_Request_. In the listing below, count the lines containing the string "NORMANS" and state only the number.

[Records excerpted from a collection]

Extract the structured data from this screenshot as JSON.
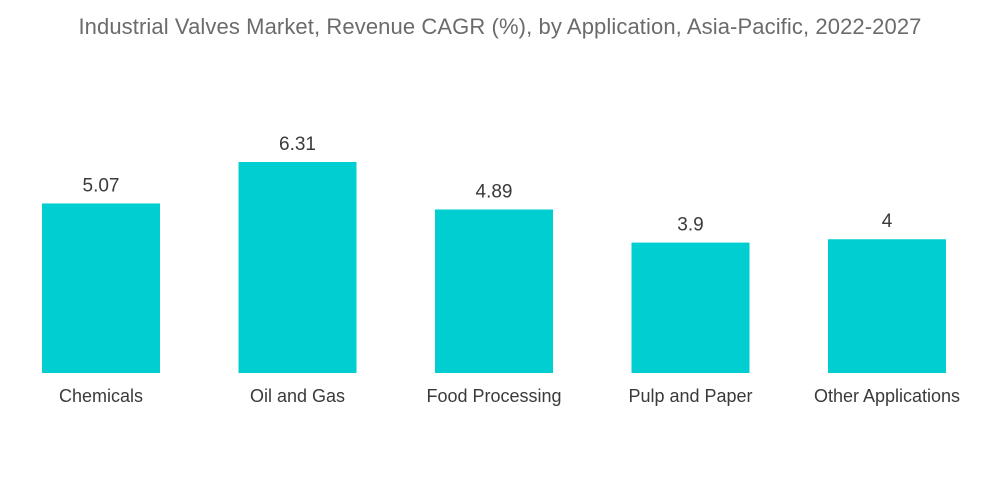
{
  "chart_data": {
    "type": "bar",
    "title": "Industrial Valves Market, Revenue CAGR (%), by Application, Asia-Pacific, 2022-2027",
    "xlabel": "",
    "ylabel": "",
    "categories": [
      "Chemicals",
      "Oil and Gas",
      "Food Processing",
      "Pulp and Paper",
      "Other Applications"
    ],
    "values": [
      5.07,
      6.31,
      4.89,
      3.9,
      4
    ],
    "value_labels": [
      "5.07",
      "6.31",
      "4.89",
      "3.9",
      "4"
    ],
    "ylim": [
      0,
      6.31
    ],
    "grid": false,
    "legend": "none",
    "bar_color": "#00CED1"
  }
}
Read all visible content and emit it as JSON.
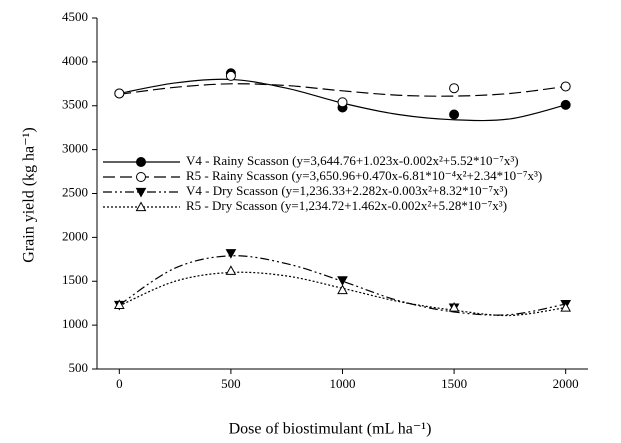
{
  "chart_data": {
    "type": "scatter-fit",
    "xlabel": "Dose of biostimulant (mL ha⁻¹)",
    "ylabel": "Grain yield (kg ha⁻¹)",
    "x": [
      0,
      500,
      1000,
      1500,
      2000
    ],
    "xlim": [
      -100,
      2100
    ],
    "xticks": [
      0,
      500,
      1000,
      1500,
      2000
    ],
    "ylim": [
      500,
      4500
    ],
    "yticks": [
      500,
      1000,
      1500,
      2000,
      2500,
      3000,
      3500,
      4000,
      4500
    ],
    "series": [
      {
        "name": "V4 - Rainy Scasson (y=3,644.76+1.023x-0.002x²+5.52*10⁻⁷x³)",
        "color": "#000000",
        "marker": "circle-filled",
        "dash": "solid",
        "values": [
          3640,
          3870,
          3480,
          3400,
          3510
        ],
        "fit_x": [
          0,
          250,
          500,
          750,
          1000,
          1250,
          1500,
          1750,
          2000
        ],
        "fit_values": [
          3640,
          3760,
          3800,
          3700,
          3530,
          3400,
          3340,
          3350,
          3510
        ]
      },
      {
        "name": "R5 - Rainy Scasson (y=3,650.96+0.470x-6.81*10⁻⁴x²+2.34*10⁻⁷x³)",
        "color": "#000000",
        "marker": "circle-open",
        "dash": "long-dash",
        "values": [
          3640,
          3840,
          3540,
          3700,
          3720
        ],
        "fit_x": [
          0,
          250,
          500,
          750,
          1000,
          1250,
          1500,
          1750,
          2000
        ],
        "fit_values": [
          3630,
          3710,
          3750,
          3730,
          3670,
          3620,
          3610,
          3640,
          3720
        ]
      },
      {
        "name": "V4 - Dry Scasson (y=1,236.33+2.282x-0.003x²+8.32*10⁻⁷x³)",
        "color": "#000000",
        "marker": "triangle-down-filled",
        "dash": "dash-dot-dot",
        "values": [
          1230,
          1820,
          1510,
          1200,
          1240
        ],
        "fit_x": [
          0,
          250,
          500,
          750,
          1000,
          1250,
          1500,
          1750,
          2000
        ],
        "fit_values": [
          1230,
          1650,
          1790,
          1700,
          1500,
          1280,
          1150,
          1120,
          1240
        ]
      },
      {
        "name": "R5 - Dry Scasson  (y=1,234.72+1.462x-0.002x²+5.28*10⁻⁷x³)",
        "color": "#000000",
        "marker": "triangle-up-open",
        "dash": "dotted",
        "values": [
          1230,
          1620,
          1400,
          1200,
          1200
        ],
        "fit_x": [
          0,
          250,
          500,
          750,
          1000,
          1250,
          1500,
          1750,
          2000
        ],
        "fit_values": [
          1220,
          1500,
          1600,
          1560,
          1420,
          1270,
          1170,
          1110,
          1200
        ]
      }
    ]
  }
}
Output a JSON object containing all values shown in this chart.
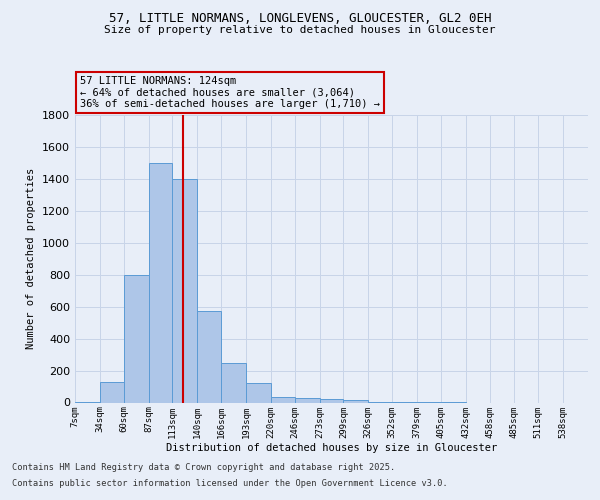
{
  "title_line1": "57, LITTLE NORMANS, LONGLEVENS, GLOUCESTER, GL2 0EH",
  "title_line2": "Size of property relative to detached houses in Gloucester",
  "xlabel": "Distribution of detached houses by size in Gloucester",
  "ylabel": "Number of detached properties",
  "bin_labels": [
    "7sqm",
    "34sqm",
    "60sqm",
    "87sqm",
    "113sqm",
    "140sqm",
    "166sqm",
    "193sqm",
    "220sqm",
    "246sqm",
    "273sqm",
    "299sqm",
    "326sqm",
    "352sqm",
    "379sqm",
    "405sqm",
    "432sqm",
    "458sqm",
    "485sqm",
    "511sqm",
    "538sqm"
  ],
  "bin_edges": [
    7,
    34,
    60,
    87,
    113,
    140,
    166,
    193,
    220,
    246,
    273,
    299,
    326,
    352,
    379,
    405,
    432,
    458,
    485,
    511,
    538,
    565
  ],
  "bar_heights": [
    5,
    130,
    800,
    1500,
    1400,
    575,
    250,
    120,
    35,
    30,
    20,
    15,
    2,
    2,
    1,
    1,
    0,
    0,
    0,
    0,
    0
  ],
  "bar_color": "#aec6e8",
  "bar_edge_color": "#5b9bd5",
  "property_size": 124,
  "red_line_color": "#cc0000",
  "annotation_text": "57 LITTLE NORMANS: 124sqm\n← 64% of detached houses are smaller (3,064)\n36% of semi-detached houses are larger (1,710) →",
  "ylim": [
    0,
    1800
  ],
  "yticks": [
    0,
    200,
    400,
    600,
    800,
    1000,
    1200,
    1400,
    1600,
    1800
  ],
  "footer_line1": "Contains HM Land Registry data © Crown copyright and database right 2025.",
  "footer_line2": "Contains public sector information licensed under the Open Government Licence v3.0.",
  "bg_color": "#e8eef8",
  "grid_color": "#c8d4e8"
}
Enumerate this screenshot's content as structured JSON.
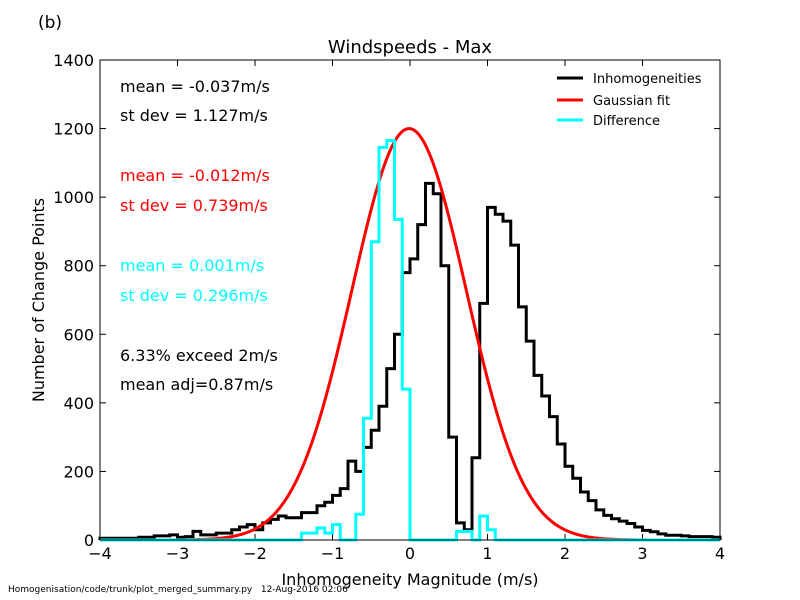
{
  "panel_label": "(b)",
  "footer": {
    "script": "Homogenisation/code/trunk/plot_merged_summary.py",
    "timestamp": "12-Aug-2016 02:06"
  },
  "colors": {
    "black": "#000000",
    "red": "#ff0000",
    "cyan": "#00ffff"
  },
  "chart_data": {
    "type": "line",
    "title": "Windspeeds - Max",
    "xlabel": "Inhomogeneity Magnitude (m/s)",
    "ylabel": "Number of Change Points",
    "xlim": [
      -4,
      4
    ],
    "ylim": [
      0,
      1400
    ],
    "xticks": [
      "−4",
      "−3",
      "−2",
      "−1",
      "0",
      "1",
      "2",
      "3",
      "4"
    ],
    "yticks": [
      "0",
      "200",
      "400",
      "600",
      "800",
      "1000",
      "1200",
      "1400"
    ],
    "grid": false,
    "legend_position": "top-right",
    "annotations": {
      "line1": "mean = -0.037m/s",
      "line2": "st dev =  1.127m/s",
      "line3": "mean = -0.012m/s",
      "line4": "st dev =  0.739m/s",
      "line5": "mean =  0.001m/s",
      "line6": "st dev =  0.296m/s",
      "line7": "6.33% exceed 2m/s",
      "line8": "mean adj=0.87m/s"
    },
    "bin_edges_start": -4.0,
    "bin_width": 0.1,
    "series": [
      {
        "name": "Inhomogeneities",
        "color": "#000000",
        "style": "step",
        "values": [
          5,
          5,
          5,
          5,
          5,
          8,
          8,
          12,
          12,
          15,
          8,
          10,
          25,
          15,
          15,
          20,
          20,
          30,
          38,
          45,
          30,
          50,
          60,
          70,
          65,
          65,
          80,
          80,
          100,
          110,
          130,
          150,
          230,
          200,
          270,
          320,
          390,
          500,
          600,
          780,
          820,
          920,
          1040,
          1010,
          800,
          300,
          50,
          30,
          240,
          690,
          970,
          950,
          930,
          860,
          680,
          580,
          480,
          420,
          360,
          280,
          215,
          180,
          140,
          115,
          88,
          72,
          62,
          55,
          48,
          38,
          28,
          24,
          18,
          14,
          14,
          12,
          10,
          10,
          10,
          8
        ]
      },
      {
        "name": "Gaussian fit",
        "color": "#ff0000",
        "style": "curve",
        "mean": -0.012,
        "sd": 0.739,
        "peak": 1200
      },
      {
        "name": "Difference",
        "color": "#00ffff",
        "style": "step",
        "values": [
          0,
          0,
          0,
          0,
          0,
          0,
          0,
          0,
          0,
          0,
          0,
          0,
          0,
          0,
          0,
          0,
          0,
          0,
          0,
          0,
          0,
          0,
          0,
          0,
          0,
          0,
          20,
          20,
          35,
          20,
          45,
          0,
          0,
          75,
          355,
          870,
          1145,
          1165,
          935,
          440,
          0,
          0,
          0,
          0,
          0,
          0,
          25,
          25,
          0,
          70,
          30,
          0,
          0,
          0,
          0,
          0,
          0,
          0,
          0,
          0,
          0,
          0,
          0,
          0,
          0,
          0,
          0,
          0,
          0,
          0,
          0,
          0,
          0,
          0,
          0,
          0,
          0,
          0,
          0,
          0
        ]
      }
    ]
  }
}
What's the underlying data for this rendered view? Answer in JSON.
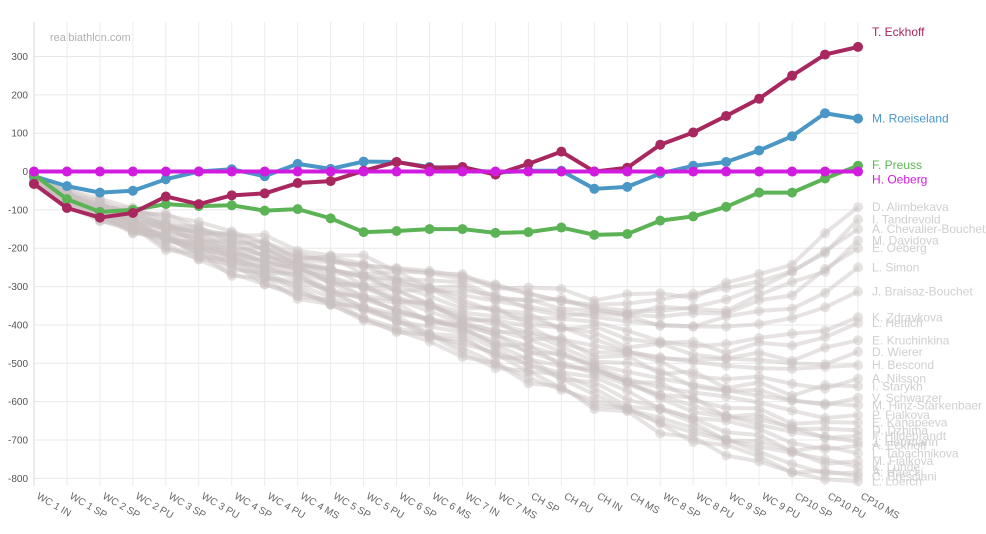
{
  "watermark": "realbiathlon.com",
  "chart_data": {
    "type": "line",
    "ylim": [
      -820,
      390
    ],
    "y_ticks": [
      300,
      200,
      100,
      0,
      -100,
      -200,
      -300,
      -400,
      -500,
      -600,
      -700,
      -800
    ],
    "grid": true,
    "x": [
      "WC 1 IN",
      "WC 1 SP",
      "WC 2 SP",
      "WC 2 PU",
      "WC 3 SP",
      "WC 3 PU",
      "WC 4 SP",
      "WC 4 PU",
      "WC 4 MS",
      "WC 5 SP",
      "WC 5 PU",
      "WC 6 SP",
      "WC 6 MS",
      "WC 7 IN",
      "WC 7 MS",
      "CH SP",
      "CH PU",
      "CH IN",
      "CH MS",
      "WC 8 SP",
      "WC 8 PU",
      "WC 9 SP",
      "WC 9 PU",
      "CP10 SP",
      "CP10 PU",
      "CP10 MS"
    ],
    "series": [
      {
        "name": "T. Eckhoff",
        "color": "#a8275f",
        "values": [
          -32,
          -95,
          -120,
          -108,
          -65,
          -85,
          -62,
          -57,
          -30,
          -25,
          2,
          25,
          10,
          12,
          -8,
          20,
          52,
          0,
          10,
          70,
          102,
          145,
          190,
          250,
          305,
          325
        ]
      },
      {
        "name": "M. Roeiseland",
        "color": "#4a97c6",
        "values": [
          -12,
          -38,
          -55,
          -50,
          -20,
          0,
          6,
          -12,
          20,
          7,
          26,
          25,
          12,
          8,
          -3,
          2,
          2,
          -45,
          -40,
          -5,
          15,
          25,
          55,
          92,
          152,
          138
        ]
      },
      {
        "name": "F. Preuss",
        "color": "#5cb356",
        "values": [
          -8,
          -72,
          -105,
          -100,
          -85,
          -90,
          -88,
          -102,
          -98,
          -122,
          -158,
          -155,
          -150,
          -150,
          -160,
          -158,
          -146,
          -165,
          -163,
          -128,
          -117,
          -92,
          -55,
          -55,
          -18,
          15
        ]
      },
      {
        "name": "H. Oeberg",
        "color": "#d11ce0",
        "values": [
          0,
          0,
          0,
          0,
          0,
          0,
          0,
          0,
          0,
          0,
          0,
          0,
          0,
          0,
          0,
          0,
          0,
          0,
          0,
          0,
          0,
          0,
          0,
          0,
          0,
          0
        ]
      }
    ],
    "background_series": [
      {
        "name": "D. Alimbekava",
        "end": -93
      },
      {
        "name": "I. Tandrevold",
        "end": -125
      },
      {
        "name": "A. Chevalier-Bouchet",
        "end": -150
      },
      {
        "name": "M. Davidova",
        "end": -180
      },
      {
        "name": "E. Oeberg",
        "end": -200
      },
      {
        "name": "L. Simon",
        "end": -250
      },
      {
        "name": "J. Braisaz-Bouchet",
        "end": -313
      },
      {
        "name": "K. Zdravkova",
        "end": -380
      },
      {
        "name": "L. Hettich",
        "end": -395
      },
      {
        "name": "E. Kruchinkina",
        "end": -440
      },
      {
        "name": "D. Wierer",
        "end": -470
      },
      {
        "name": "H. Bescond",
        "end": -505
      },
      {
        "name": "A. Nilsson",
        "end": -540
      },
      {
        "name": "I. Starykh",
        "end": -560
      },
      {
        "name": "V. Schwarzer",
        "end": -590
      },
      {
        "name": "M. Hinz-Starkenbaer",
        "end": -610
      },
      {
        "name": "P. Fialkova",
        "end": -635
      },
      {
        "name": "E. Kanapeeva",
        "end": -655
      },
      {
        "name": "D. Dzhima",
        "end": -675
      },
      {
        "name": "F. Hildebrandt",
        "end": -690
      },
      {
        "name": "J. Herrmann",
        "end": -705
      },
      {
        "name": "A. Eckhoff",
        "end": -715
      },
      {
        "name": "L. Tabachnikova",
        "end": -735
      },
      {
        "name": "M. Fialkova",
        "end": -755
      },
      {
        "name": "K. Lunde",
        "end": -770
      },
      {
        "name": "A. Haecki",
        "end": -785
      },
      {
        "name": "C. Bresciani",
        "end": -795
      },
      {
        "name": "L. Loerch",
        "end": -808
      }
    ]
  }
}
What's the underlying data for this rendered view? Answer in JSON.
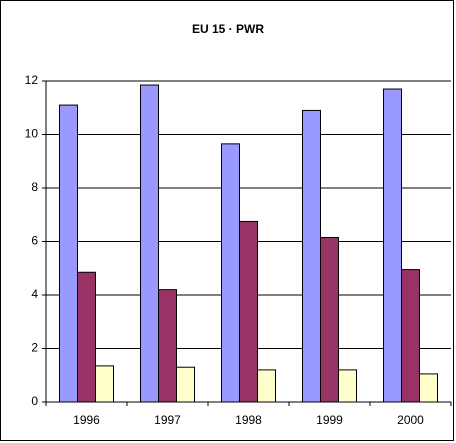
{
  "chart_data": {
    "type": "bar",
    "title": "EU 15 · PWR",
    "categories": [
      "1996",
      "1997",
      "1998",
      "1999",
      "2000"
    ],
    "series": [
      {
        "color": "#9999ff",
        "values": [
          11.1,
          11.85,
          9.65,
          10.9,
          11.7
        ]
      },
      {
        "color": "#993366",
        "values": [
          4.85,
          4.2,
          6.75,
          6.15,
          4.95
        ]
      },
      {
        "color": "#ffffcc",
        "values": [
          1.35,
          1.3,
          1.2,
          1.2,
          1.05
        ]
      }
    ],
    "ylim": [
      0,
      12
    ],
    "yticks": [
      0,
      2,
      4,
      6,
      8,
      10,
      12
    ],
    "grid": true
  }
}
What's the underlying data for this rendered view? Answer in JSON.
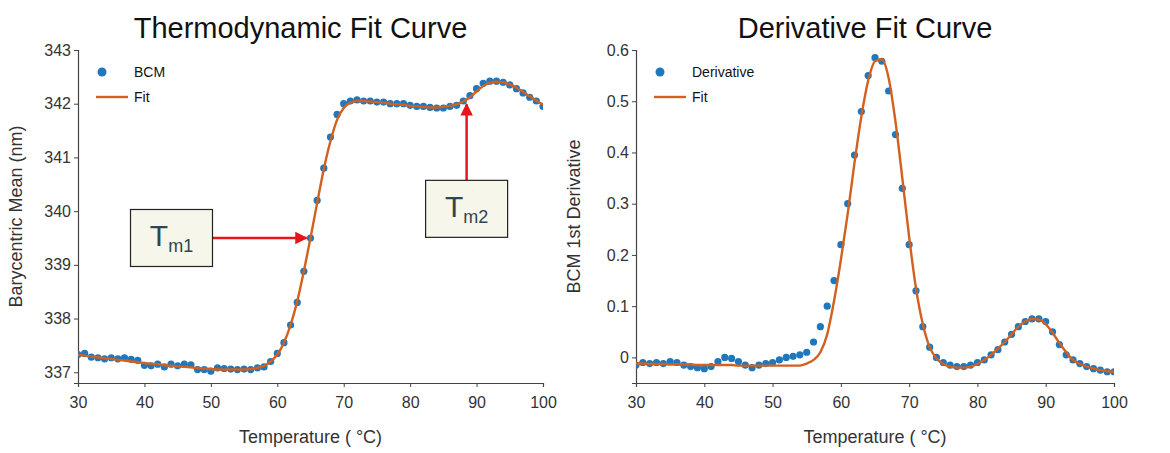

_Written solution_. 2